#### DATA ENTRIES ####

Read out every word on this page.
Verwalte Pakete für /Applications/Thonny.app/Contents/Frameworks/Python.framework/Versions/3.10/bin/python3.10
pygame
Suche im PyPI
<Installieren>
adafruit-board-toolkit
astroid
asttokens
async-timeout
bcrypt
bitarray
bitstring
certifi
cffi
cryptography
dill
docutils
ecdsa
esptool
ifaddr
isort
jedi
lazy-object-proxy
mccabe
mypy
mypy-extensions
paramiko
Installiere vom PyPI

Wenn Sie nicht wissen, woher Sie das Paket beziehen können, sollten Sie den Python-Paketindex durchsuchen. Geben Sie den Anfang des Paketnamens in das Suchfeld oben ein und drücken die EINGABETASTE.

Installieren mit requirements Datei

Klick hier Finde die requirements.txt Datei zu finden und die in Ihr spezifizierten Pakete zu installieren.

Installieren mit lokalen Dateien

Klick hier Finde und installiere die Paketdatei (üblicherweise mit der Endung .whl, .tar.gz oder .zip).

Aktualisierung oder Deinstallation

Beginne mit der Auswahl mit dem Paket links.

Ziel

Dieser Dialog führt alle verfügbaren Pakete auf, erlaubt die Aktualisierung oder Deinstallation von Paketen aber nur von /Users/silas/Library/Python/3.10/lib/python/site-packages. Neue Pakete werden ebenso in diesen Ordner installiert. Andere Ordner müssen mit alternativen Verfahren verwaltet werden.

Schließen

####

Repeat each record exactly, leaving nothing out.

## TASK RESULT:
Read out every word on this page.
Verwalte Pakete für /Applications/Thonny.app/Contents/Frameworks/Python.framework/Versions/3.10/bin/python3.10
pygame
Suche im PyPI
<Installieren>
adafruit-board-toolkit
astroid
asttokens
async-timeout
bcrypt
bitarray
bitstring
certifi
cffi
cryptography
dill
docutils
ecdsa
esptool
ifaddr
isort
jedi
lazy-object-proxy
mccabe
mypy
mypy-extensions
paramiko
Installiere vom PyPI

Wenn Sie nicht wissen, woher Sie das Paket beziehen können, sollten Sie den Python-Paketindex durchsuchen. Geben Sie den Anfang des Paketnamens in das Suchfeld oben ein und drücken die EINGABETASTE.

Installieren mit requirements Datei

Klick hier Finde die requirements.txt Datei zu finden und die in Ihr spezifizierten Pakete zu installieren.

Installieren mit lokalen Dateien

Klick hier Finde und installiere die Paketdatei (üblicherweise mit der Endung .whl, .tar.gz oder .zip).

Aktualisierung oder Deinstallation

Beginne mit der Auswahl mit dem Paket links.

Ziel

Dieser Dialog führt alle verfügbaren Pakete auf, erlaubt die Aktualisierung oder Deinstallation von Paketen aber nur von /Users/silas/Library/Python/3.10/lib/python/site-packages. Neue Pakete werden ebenso in diesen Ordner installiert. Andere Ordner müssen mit alternativen Verfahren verwaltet werden.

Schließen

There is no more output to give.